List all lines of the data containing the word "JSON".

-------- Excerpted records

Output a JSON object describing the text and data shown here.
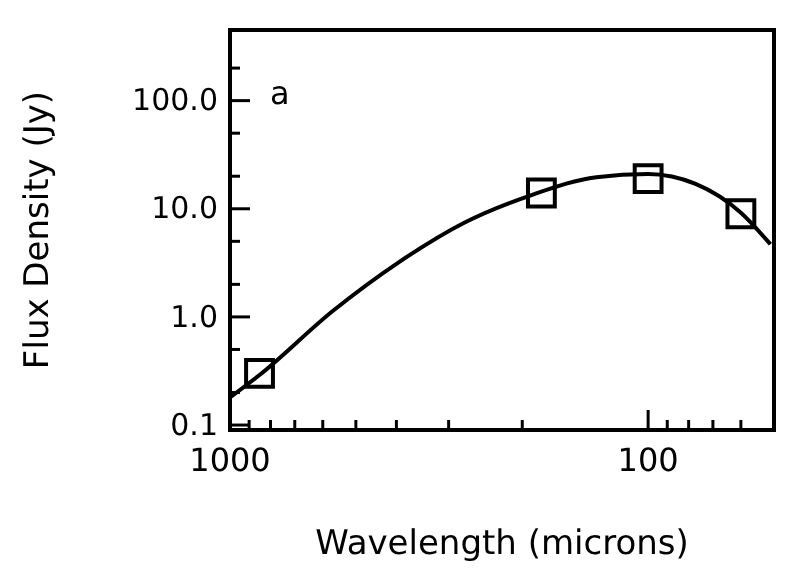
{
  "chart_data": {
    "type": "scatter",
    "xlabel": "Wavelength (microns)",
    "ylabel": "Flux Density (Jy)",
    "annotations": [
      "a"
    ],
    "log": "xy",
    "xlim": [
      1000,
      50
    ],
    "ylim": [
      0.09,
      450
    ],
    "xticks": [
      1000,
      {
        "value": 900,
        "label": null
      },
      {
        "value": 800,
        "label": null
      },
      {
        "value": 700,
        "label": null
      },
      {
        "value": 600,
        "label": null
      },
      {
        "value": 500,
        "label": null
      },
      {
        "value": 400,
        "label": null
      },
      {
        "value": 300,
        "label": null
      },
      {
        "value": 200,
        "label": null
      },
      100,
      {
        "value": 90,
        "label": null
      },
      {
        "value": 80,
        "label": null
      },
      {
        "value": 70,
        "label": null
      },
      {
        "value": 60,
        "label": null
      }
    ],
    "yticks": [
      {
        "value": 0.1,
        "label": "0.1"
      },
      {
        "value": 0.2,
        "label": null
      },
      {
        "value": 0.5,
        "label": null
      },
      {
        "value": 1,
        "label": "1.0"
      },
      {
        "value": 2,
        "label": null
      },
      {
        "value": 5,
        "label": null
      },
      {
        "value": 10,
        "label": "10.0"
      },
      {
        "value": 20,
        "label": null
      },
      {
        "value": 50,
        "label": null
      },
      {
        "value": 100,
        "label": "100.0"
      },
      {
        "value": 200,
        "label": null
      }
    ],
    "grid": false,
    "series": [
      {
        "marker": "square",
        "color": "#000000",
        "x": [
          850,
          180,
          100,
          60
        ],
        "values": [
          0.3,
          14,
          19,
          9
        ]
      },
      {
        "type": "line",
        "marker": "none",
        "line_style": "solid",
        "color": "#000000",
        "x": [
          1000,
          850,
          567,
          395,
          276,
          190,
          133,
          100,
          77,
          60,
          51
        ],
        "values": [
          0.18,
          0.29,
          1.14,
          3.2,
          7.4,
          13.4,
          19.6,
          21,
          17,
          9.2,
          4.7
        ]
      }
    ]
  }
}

----------------
-------- Excerpted records

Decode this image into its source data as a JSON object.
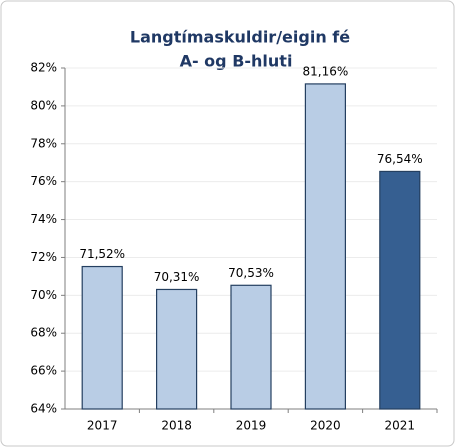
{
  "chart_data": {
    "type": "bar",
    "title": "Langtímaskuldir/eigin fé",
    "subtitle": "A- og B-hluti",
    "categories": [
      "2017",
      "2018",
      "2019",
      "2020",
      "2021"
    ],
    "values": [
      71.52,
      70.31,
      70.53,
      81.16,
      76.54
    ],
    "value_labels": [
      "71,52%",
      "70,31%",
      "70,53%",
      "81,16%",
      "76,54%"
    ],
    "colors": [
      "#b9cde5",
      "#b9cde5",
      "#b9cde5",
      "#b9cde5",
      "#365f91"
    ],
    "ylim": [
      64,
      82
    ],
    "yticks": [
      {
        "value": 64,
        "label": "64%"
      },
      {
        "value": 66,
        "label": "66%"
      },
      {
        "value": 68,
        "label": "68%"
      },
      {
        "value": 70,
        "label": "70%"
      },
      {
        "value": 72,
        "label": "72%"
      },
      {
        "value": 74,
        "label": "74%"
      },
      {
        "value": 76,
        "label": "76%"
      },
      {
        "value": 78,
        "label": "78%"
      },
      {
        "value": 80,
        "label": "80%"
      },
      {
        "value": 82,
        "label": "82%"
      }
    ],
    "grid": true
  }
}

----------------

Correct response ::
Output a JSON object describing the text and data shown here.
Decode this image into its source data as a JSON object.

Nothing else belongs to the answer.